(Data records)
┏━━

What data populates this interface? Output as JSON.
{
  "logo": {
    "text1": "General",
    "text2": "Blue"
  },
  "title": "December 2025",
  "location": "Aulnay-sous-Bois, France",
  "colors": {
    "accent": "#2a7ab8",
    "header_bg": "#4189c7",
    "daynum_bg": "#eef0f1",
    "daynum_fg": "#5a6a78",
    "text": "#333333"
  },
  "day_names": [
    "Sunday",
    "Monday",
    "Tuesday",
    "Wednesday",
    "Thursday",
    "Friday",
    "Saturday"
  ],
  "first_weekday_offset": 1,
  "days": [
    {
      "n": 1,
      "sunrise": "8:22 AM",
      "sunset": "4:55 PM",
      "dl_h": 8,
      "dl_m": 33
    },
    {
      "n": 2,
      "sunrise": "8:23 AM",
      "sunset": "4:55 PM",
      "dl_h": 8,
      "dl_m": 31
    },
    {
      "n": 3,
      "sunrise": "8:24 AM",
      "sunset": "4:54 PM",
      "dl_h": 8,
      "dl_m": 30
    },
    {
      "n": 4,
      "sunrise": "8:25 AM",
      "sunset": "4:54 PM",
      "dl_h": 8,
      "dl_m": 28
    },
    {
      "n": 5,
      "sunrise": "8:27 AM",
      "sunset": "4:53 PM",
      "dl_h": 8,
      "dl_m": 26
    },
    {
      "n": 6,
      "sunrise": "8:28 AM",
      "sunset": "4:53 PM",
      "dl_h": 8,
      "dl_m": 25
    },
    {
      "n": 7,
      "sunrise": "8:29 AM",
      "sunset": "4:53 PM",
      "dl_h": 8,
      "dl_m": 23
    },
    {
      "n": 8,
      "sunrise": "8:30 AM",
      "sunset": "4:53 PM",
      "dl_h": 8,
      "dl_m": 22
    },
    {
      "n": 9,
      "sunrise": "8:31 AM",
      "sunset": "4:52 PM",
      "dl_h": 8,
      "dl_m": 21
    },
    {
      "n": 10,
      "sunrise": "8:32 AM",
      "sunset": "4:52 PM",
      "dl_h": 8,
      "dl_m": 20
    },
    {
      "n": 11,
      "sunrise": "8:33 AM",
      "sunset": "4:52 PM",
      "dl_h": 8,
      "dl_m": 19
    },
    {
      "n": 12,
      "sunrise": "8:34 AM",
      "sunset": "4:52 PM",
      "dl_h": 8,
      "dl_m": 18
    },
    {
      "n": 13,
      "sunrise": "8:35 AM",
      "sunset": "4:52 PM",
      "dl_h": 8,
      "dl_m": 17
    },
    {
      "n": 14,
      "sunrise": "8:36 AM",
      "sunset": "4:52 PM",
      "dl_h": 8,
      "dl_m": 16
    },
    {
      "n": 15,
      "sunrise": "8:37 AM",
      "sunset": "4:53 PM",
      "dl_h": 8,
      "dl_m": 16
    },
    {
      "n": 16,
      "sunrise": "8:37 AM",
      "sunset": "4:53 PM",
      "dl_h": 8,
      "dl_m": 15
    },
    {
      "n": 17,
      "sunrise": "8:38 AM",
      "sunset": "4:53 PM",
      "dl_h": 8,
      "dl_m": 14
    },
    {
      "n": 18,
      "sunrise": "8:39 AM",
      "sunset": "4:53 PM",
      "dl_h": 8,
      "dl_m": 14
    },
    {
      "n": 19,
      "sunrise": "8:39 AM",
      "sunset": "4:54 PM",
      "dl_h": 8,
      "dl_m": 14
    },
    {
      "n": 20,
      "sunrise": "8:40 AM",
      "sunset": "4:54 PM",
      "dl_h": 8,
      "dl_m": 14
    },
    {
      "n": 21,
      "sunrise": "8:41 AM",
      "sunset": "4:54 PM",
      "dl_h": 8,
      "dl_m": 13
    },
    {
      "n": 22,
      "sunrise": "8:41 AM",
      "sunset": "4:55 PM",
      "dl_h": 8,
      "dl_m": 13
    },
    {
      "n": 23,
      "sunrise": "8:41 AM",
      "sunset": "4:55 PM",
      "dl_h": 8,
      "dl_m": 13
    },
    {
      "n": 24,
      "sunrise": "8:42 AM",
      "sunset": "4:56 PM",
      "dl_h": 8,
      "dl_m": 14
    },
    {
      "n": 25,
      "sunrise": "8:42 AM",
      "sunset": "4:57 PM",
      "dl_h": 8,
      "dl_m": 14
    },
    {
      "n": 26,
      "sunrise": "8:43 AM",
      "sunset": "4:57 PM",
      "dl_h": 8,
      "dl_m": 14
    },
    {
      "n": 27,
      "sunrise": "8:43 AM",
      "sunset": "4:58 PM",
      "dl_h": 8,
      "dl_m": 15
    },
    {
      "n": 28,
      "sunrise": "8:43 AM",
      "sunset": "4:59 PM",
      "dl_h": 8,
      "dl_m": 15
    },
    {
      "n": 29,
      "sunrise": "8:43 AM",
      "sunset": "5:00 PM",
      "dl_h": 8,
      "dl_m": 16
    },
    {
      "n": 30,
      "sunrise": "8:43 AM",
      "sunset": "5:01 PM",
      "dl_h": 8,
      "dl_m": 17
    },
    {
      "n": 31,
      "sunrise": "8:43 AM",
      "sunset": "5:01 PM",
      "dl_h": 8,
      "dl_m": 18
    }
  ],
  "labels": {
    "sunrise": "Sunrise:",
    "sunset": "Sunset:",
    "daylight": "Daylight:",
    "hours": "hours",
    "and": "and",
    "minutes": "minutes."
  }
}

┗━━

◆ **JOB**: Write the listing out again, exactly as it reads.

◆ **EXERCISE RESULT**:
What data populates this interface? Output as JSON.
{
  "logo": {
    "text1": "General",
    "text2": "Blue"
  },
  "title": "December 2025",
  "location": "Aulnay-sous-Bois, France",
  "colors": {
    "accent": "#2a7ab8",
    "header_bg": "#4189c7",
    "daynum_bg": "#eef0f1",
    "daynum_fg": "#5a6a78",
    "text": "#333333"
  },
  "day_names": [
    "Sunday",
    "Monday",
    "Tuesday",
    "Wednesday",
    "Thursday",
    "Friday",
    "Saturday"
  ],
  "first_weekday_offset": 1,
  "days": [
    {
      "n": 1,
      "sunrise": "8:22 AM",
      "sunset": "4:55 PM",
      "dl_h": 8,
      "dl_m": 33
    },
    {
      "n": 2,
      "sunrise": "8:23 AM",
      "sunset": "4:55 PM",
      "dl_h": 8,
      "dl_m": 31
    },
    {
      "n": 3,
      "sunrise": "8:24 AM",
      "sunset": "4:54 PM",
      "dl_h": 8,
      "dl_m": 30
    },
    {
      "n": 4,
      "sunrise": "8:25 AM",
      "sunset": "4:54 PM",
      "dl_h": 8,
      "dl_m": 28
    },
    {
      "n": 5,
      "sunrise": "8:27 AM",
      "sunset": "4:53 PM",
      "dl_h": 8,
      "dl_m": 26
    },
    {
      "n": 6,
      "sunrise": "8:28 AM",
      "sunset": "4:53 PM",
      "dl_h": 8,
      "dl_m": 25
    },
    {
      "n": 7,
      "sunrise": "8:29 AM",
      "sunset": "4:53 PM",
      "dl_h": 8,
      "dl_m": 23
    },
    {
      "n": 8,
      "sunrise": "8:30 AM",
      "sunset": "4:53 PM",
      "dl_h": 8,
      "dl_m": 22
    },
    {
      "n": 9,
      "sunrise": "8:31 AM",
      "sunset": "4:52 PM",
      "dl_h": 8,
      "dl_m": 21
    },
    {
      "n": 10,
      "sunrise": "8:32 AM",
      "sunset": "4:52 PM",
      "dl_h": 8,
      "dl_m": 20
    },
    {
      "n": 11,
      "sunrise": "8:33 AM",
      "sunset": "4:52 PM",
      "dl_h": 8,
      "dl_m": 19
    },
    {
      "n": 12,
      "sunrise": "8:34 AM",
      "sunset": "4:52 PM",
      "dl_h": 8,
      "dl_m": 18
    },
    {
      "n": 13,
      "sunrise": "8:35 AM",
      "sunset": "4:52 PM",
      "dl_h": 8,
      "dl_m": 17
    },
    {
      "n": 14,
      "sunrise": "8:36 AM",
      "sunset": "4:52 PM",
      "dl_h": 8,
      "dl_m": 16
    },
    {
      "n": 15,
      "sunrise": "8:37 AM",
      "sunset": "4:53 PM",
      "dl_h": 8,
      "dl_m": 16
    },
    {
      "n": 16,
      "sunrise": "8:37 AM",
      "sunset": "4:53 PM",
      "dl_h": 8,
      "dl_m": 15
    },
    {
      "n": 17,
      "sunrise": "8:38 AM",
      "sunset": "4:53 PM",
      "dl_h": 8,
      "dl_m": 14
    },
    {
      "n": 18,
      "sunrise": "8:39 AM",
      "sunset": "4:53 PM",
      "dl_h": 8,
      "dl_m": 14
    },
    {
      "n": 19,
      "sunrise": "8:39 AM",
      "sunset": "4:54 PM",
      "dl_h": 8,
      "dl_m": 14
    },
    {
      "n": 20,
      "sunrise": "8:40 AM",
      "sunset": "4:54 PM",
      "dl_h": 8,
      "dl_m": 14
    },
    {
      "n": 21,
      "sunrise": "8:41 AM",
      "sunset": "4:54 PM",
      "dl_h": 8,
      "dl_m": 13
    },
    {
      "n": 22,
      "sunrise": "8:41 AM",
      "sunset": "4:55 PM",
      "dl_h": 8,
      "dl_m": 13
    },
    {
      "n": 23,
      "sunrise": "8:41 AM",
      "sunset": "4:55 PM",
      "dl_h": 8,
      "dl_m": 13
    },
    {
      "n": 24,
      "sunrise": "8:42 AM",
      "sunset": "4:56 PM",
      "dl_h": 8,
      "dl_m": 14
    },
    {
      "n": 25,
      "sunrise": "8:42 AM",
      "sunset": "4:57 PM",
      "dl_h": 8,
      "dl_m": 14
    },
    {
      "n": 26,
      "sunrise": "8:43 AM",
      "sunset": "4:57 PM",
      "dl_h": 8,
      "dl_m": 14
    },
    {
      "n": 27,
      "sunrise": "8:43 AM",
      "sunset": "4:58 PM",
      "dl_h": 8,
      "dl_m": 15
    },
    {
      "n": 28,
      "sunrise": "8:43 AM",
      "sunset": "4:59 PM",
      "dl_h": 8,
      "dl_m": 15
    },
    {
      "n": 29,
      "sunrise": "8:43 AM",
      "sunset": "5:00 PM",
      "dl_h": 8,
      "dl_m": 16
    },
    {
      "n": 30,
      "sunrise": "8:43 AM",
      "sunset": "5:01 PM",
      "dl_h": 8,
      "dl_m": 17
    },
    {
      "n": 31,
      "sunrise": "8:43 AM",
      "sunset": "5:01 PM",
      "dl_h": 8,
      "dl_m": 18
    }
  ],
  "labels": {
    "sunrise": "Sunrise:",
    "sunset": "Sunset:",
    "daylight": "Daylight:",
    "hours": "hours",
    "and": "and",
    "minutes": "minutes."
  }
}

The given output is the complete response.